▼▼▼
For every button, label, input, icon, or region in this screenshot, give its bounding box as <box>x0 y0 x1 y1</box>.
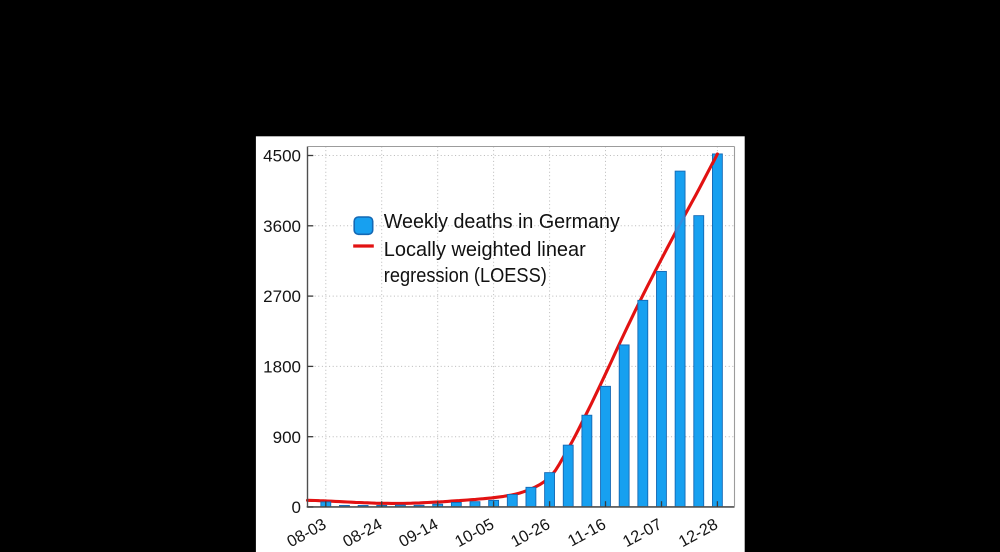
svg-text:900: 900 <box>273 428 301 447</box>
svg-text:regression (LOESS): regression (LOESS) <box>384 264 547 287</box>
svg-text:3600: 3600 <box>263 217 301 236</box>
svg-text:4500: 4500 <box>263 147 301 166</box>
svg-text:Weekly deaths in Germany: Weekly deaths in Germany <box>384 210 621 233</box>
svg-text:Locally weighted linear: Locally weighted linear <box>384 238 586 261</box>
svg-text:0: 0 <box>292 498 301 517</box>
svg-text:2700: 2700 <box>263 287 301 306</box>
svg-text:1800: 1800 <box>263 358 301 377</box>
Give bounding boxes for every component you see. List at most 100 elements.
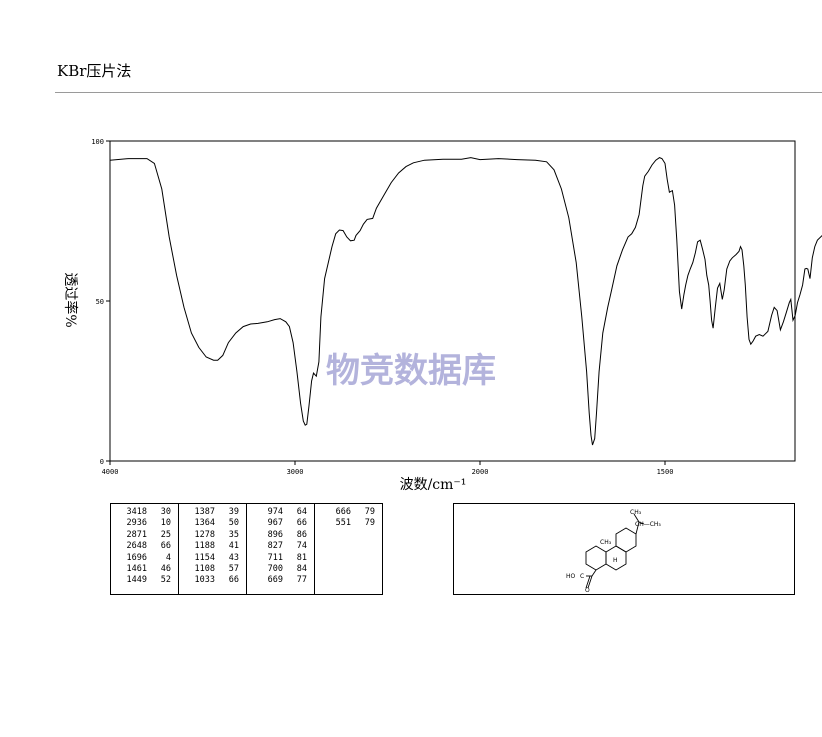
peak-transmittance: 79: [364, 507, 375, 517]
peak-table-row: 669 77: [247, 575, 314, 586]
peak-transmittance: 4: [165, 552, 171, 563]
plot-frame: [109, 140, 796, 462]
x-tick-label: 3000: [287, 468, 304, 476]
spectrum-line: [109, 157, 822, 446]
peak-table-row: 711 81: [247, 553, 314, 564]
peak-wavenumber: 1188: [194, 541, 215, 552]
peak-table-row: 1033 66: [179, 575, 246, 586]
structure-label-ch3: CH₃: [630, 509, 642, 516]
x-tick-label: 1500: [657, 468, 674, 476]
peak-table-row: 1696 4: [111, 553, 178, 564]
peak-table-row: 1364 50: [179, 518, 246, 529]
peak-wavenumber: 827: [267, 541, 283, 552]
peak-transmittance: 81: [296, 552, 307, 563]
peak-transmittance: 50: [228, 518, 239, 529]
structure-label-h: H: [613, 557, 618, 564]
page-title: KBr压片法: [57, 62, 132, 80]
peak-wavenumber: 551: [335, 518, 351, 529]
peak-transmittance: 46: [160, 564, 171, 575]
structure-label-c: C: [580, 573, 584, 580]
peak-wavenumber: 669: [267, 575, 283, 586]
peak-transmittance: 52: [160, 575, 171, 586]
peak-wavenumber: 967: [267, 518, 283, 529]
peak-transmittance: 43: [228, 552, 239, 563]
peak-wavenumber: 1461: [126, 564, 147, 575]
peak-wavenumber: 896: [267, 529, 283, 540]
structure-label-isopropyl: CH—CH₃: [635, 521, 661, 528]
peak-table-row: 1278 35: [179, 530, 246, 541]
peak-wavenumber: 1278: [194, 529, 215, 540]
peak-wavenumber: 666: [335, 507, 351, 517]
peak-transmittance: 30: [160, 507, 171, 517]
peak-table-row: 1461 46: [111, 564, 178, 575]
peak-table-row: 974 64: [247, 507, 314, 518]
peak-transmittance: 86: [296, 529, 307, 540]
ring-a: [585, 545, 607, 571]
peak-table-column: 3418 30 2936 10 2871 25 2648 66 1696 4 1461 46 1449 5…: [111, 504, 179, 594]
y-axis-label: 透过率%: [62, 272, 79, 327]
structure-label-ch3-ring: CH₃: [600, 539, 612, 546]
peak-table-row: 967 66: [247, 518, 314, 529]
peak-wavenumber: 974: [267, 507, 283, 517]
peak-table-column: 666 79 551 79: [315, 504, 382, 594]
peak-wavenumber: 2871: [126, 529, 147, 540]
peak-table-row: 1188 41: [179, 541, 246, 552]
header-divider: [55, 92, 822, 93]
peak-transmittance: 39: [228, 507, 239, 517]
peak-table-row: 551 79: [315, 518, 382, 529]
peak-transmittance: 74: [296, 541, 307, 552]
structure-label-ho: HO: [566, 573, 576, 580]
peak-wavenumber: 1108: [194, 564, 215, 575]
peak-transmittance: 57: [228, 564, 239, 575]
peak-table-row: 1449 52: [111, 575, 178, 586]
ring-c: [615, 527, 637, 553]
y-axis-ticks: 0 50 100: [91, 138, 110, 466]
peak-wavenumber: 1033: [194, 575, 215, 586]
peak-wavenumber: 3418: [126, 507, 147, 517]
peak-wavenumber: 700: [267, 564, 283, 575]
peak-table-row: 2936 10: [111, 518, 178, 529]
peak-wavenumber: 1364: [194, 518, 215, 529]
peak-table-row: 3418 30: [111, 507, 178, 518]
peak-transmittance: 41: [228, 541, 239, 552]
peak-transmittance: 66: [296, 518, 307, 529]
peak-table: 3418 30 2936 10 2871 25 2648 66 1696 4 1461 46 1449 5…: [110, 503, 383, 595]
peak-transmittance: 35: [228, 529, 239, 540]
y-tick-label: 100: [91, 138, 104, 146]
peak-table-row: 1387 39: [179, 507, 246, 518]
peak-wavenumber: 1387: [194, 507, 215, 517]
peak-transmittance: 79: [364, 518, 375, 529]
peak-transmittance: 25: [160, 529, 171, 540]
peak-wavenumber: 2648: [126, 541, 147, 552]
peak-table-row: 2648 66: [111, 541, 178, 552]
structure-label-o: O: [585, 587, 590, 594]
y-tick-label: 0: [100, 458, 104, 466]
peak-table-row: 2871 25: [111, 530, 178, 541]
peak-transmittance: 64: [296, 507, 307, 517]
peak-transmittance: 10: [160, 518, 171, 529]
x-axis-ticks: 40003000200015001000500: [102, 461, 674, 476]
structure-box: CH₃ CH—CH₃ CH₃ H HO C O: [453, 503, 795, 595]
peak-wavenumber: 1449: [126, 575, 147, 586]
peak-transmittance: 84: [296, 564, 307, 575]
peak-table-row: 700 84: [247, 564, 314, 575]
x-axis-label: 波数/cm⁻¹: [400, 477, 467, 493]
peak-table-column: 974 64 967 66 896 86 827 74 711 81 700 84 669 77: [247, 504, 315, 594]
watermark-text: 物竞数据库: [326, 351, 496, 391]
peak-table-row: 1108 57: [179, 564, 246, 575]
peak-table-row: 1154 43: [179, 553, 246, 564]
peak-wavenumber: 1154: [194, 552, 215, 563]
x-tick-label: 4000: [102, 468, 119, 476]
peak-table-row: 827 74: [247, 541, 314, 552]
structure-diagram: CH₃ CH—CH₃ CH₃ H HO C O: [566, 509, 661, 594]
peak-wavenumber: 2936: [126, 518, 147, 529]
peak-wavenumber: 1696: [126, 552, 147, 563]
x-tick-label: 2000: [472, 468, 489, 476]
peak-wavenumber: 711: [267, 552, 283, 563]
peak-table-row: 896 86: [247, 530, 314, 541]
y-tick-label: 50: [96, 298, 104, 306]
peak-table-row: 666 79: [315, 507, 382, 518]
peak-transmittance: 66: [160, 541, 171, 552]
peak-transmittance: 66: [228, 575, 239, 586]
▲▲▲
Output as a numbered list, with blank lines omitted, the lines of the records from the line with "peak-transmittance: 79: [364, 507, 375, 517]" up to and including the line with "spectrum-line: [109, 157, 822, 446]".

1. peak-transmittance: 79: [364, 507, 375, 517]
2. peak-table-row: 669 77: [247, 575, 314, 586]
3. peak-transmittance: 4: [165, 552, 171, 563]
4. plot-frame: [109, 140, 796, 462]
5. x-tick-label: 3000: [287, 468, 304, 476]
6. spectrum-line: [109, 157, 822, 446]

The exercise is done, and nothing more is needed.